GIVEN INSTRUCTION: Omit every picture and output the rest of the records exactly as they are.

[Data excerpts]

---

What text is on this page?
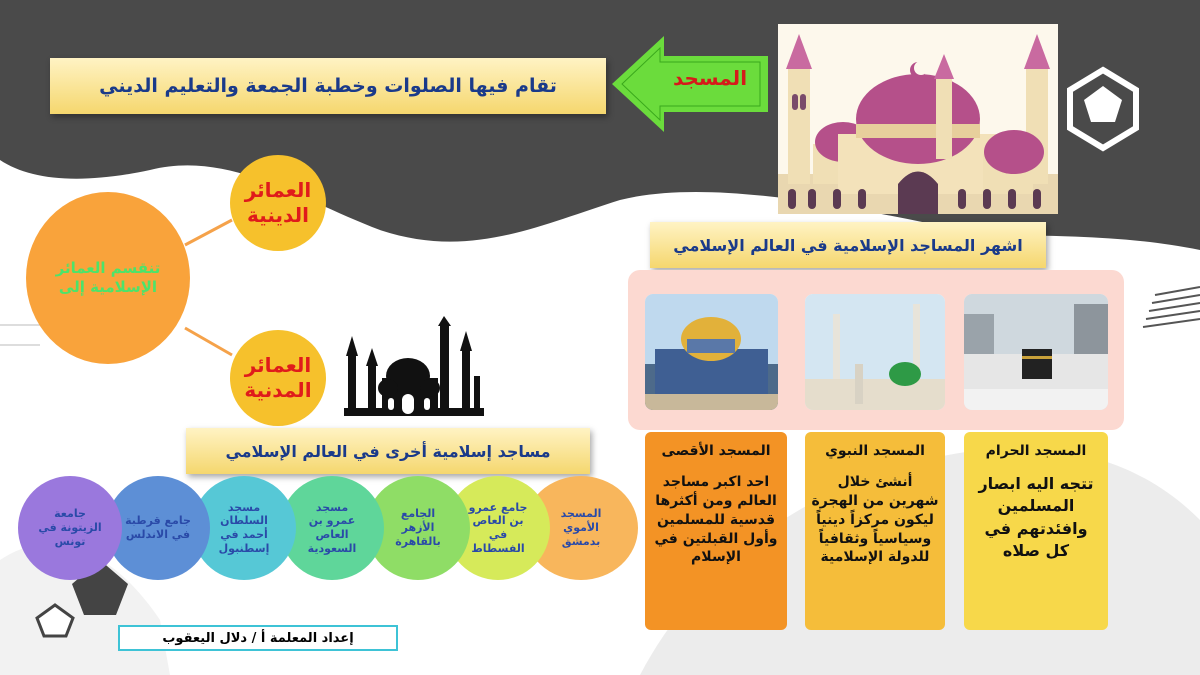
تقام فيها الصلوات وخطبة الجمعة والتعليم الديني	المسجد
تنقسم العمائر الإسلامية إلى
العمائر الدينية
العمائر المدنية
اشهر المساجد الإسلامية في العالم الإسلامي
المسجد الحرام
تتجه اليه ابصار المسلمين وافئدتهم في كل صلاه
المسجد النبوي
أنشئ خلال شهرين من الهجرة ليكون مركزاً دينياً وسياسياً وثقافياً للدولة الإسلامية
المسجد الأقصى
احد اكبر مساجد العالم ومن أكثرها قدسية للمسلمين وأول القبلتين في الإسلام
مساجد إسلامية أخرى في العالم الإسلامي
المسجد الأموي بدمشق
جامع عمرو بن العاص في الفسطاط
الجامع الأزهر بالقاهرة
مسجد عمرو بن العاص السعودية
مسجد السلطان أحمد في إسطنبول
جامع قرطبة في الاندلس
جامعة الزيتونة في تونس
إعداد المعلمة أ / دلال اليعقوب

---

WRITTEN ANSWER:
What text is on this page?
تقام فيها الصلوات وخطبة الجمعة والتعليم الديني	المسجد
تنقسم العمائر الإسلامية إلى
العمائر الدينية
العمائر المدنية
اشهر المساجد الإسلامية في العالم الإسلامي
المسجد الحرام
تتجه اليه ابصار المسلمين وافئدتهم في كل صلاه
المسجد النبوي
أنشئ خلال شهرين من الهجرة ليكون مركزاً دينياً وسياسياً وثقافياً للدولة الإسلامية
المسجد الأقصى
احد اكبر مساجد العالم ومن أكثرها قدسية للمسلمين وأول القبلتين في الإسلام
مساجد إسلامية أخرى في العالم الإسلامي
المسجد الأموي بدمشق
جامع عمرو بن العاص في الفسطاط
الجامع الأزهر بالقاهرة
مسجد عمرو بن العاص السعودية
مسجد السلطان أحمد في إسطنبول
جامع قرطبة في الاندلس
جامعة الزيتونة في تونس
إعداد المعلمة أ / دلال اليعقوب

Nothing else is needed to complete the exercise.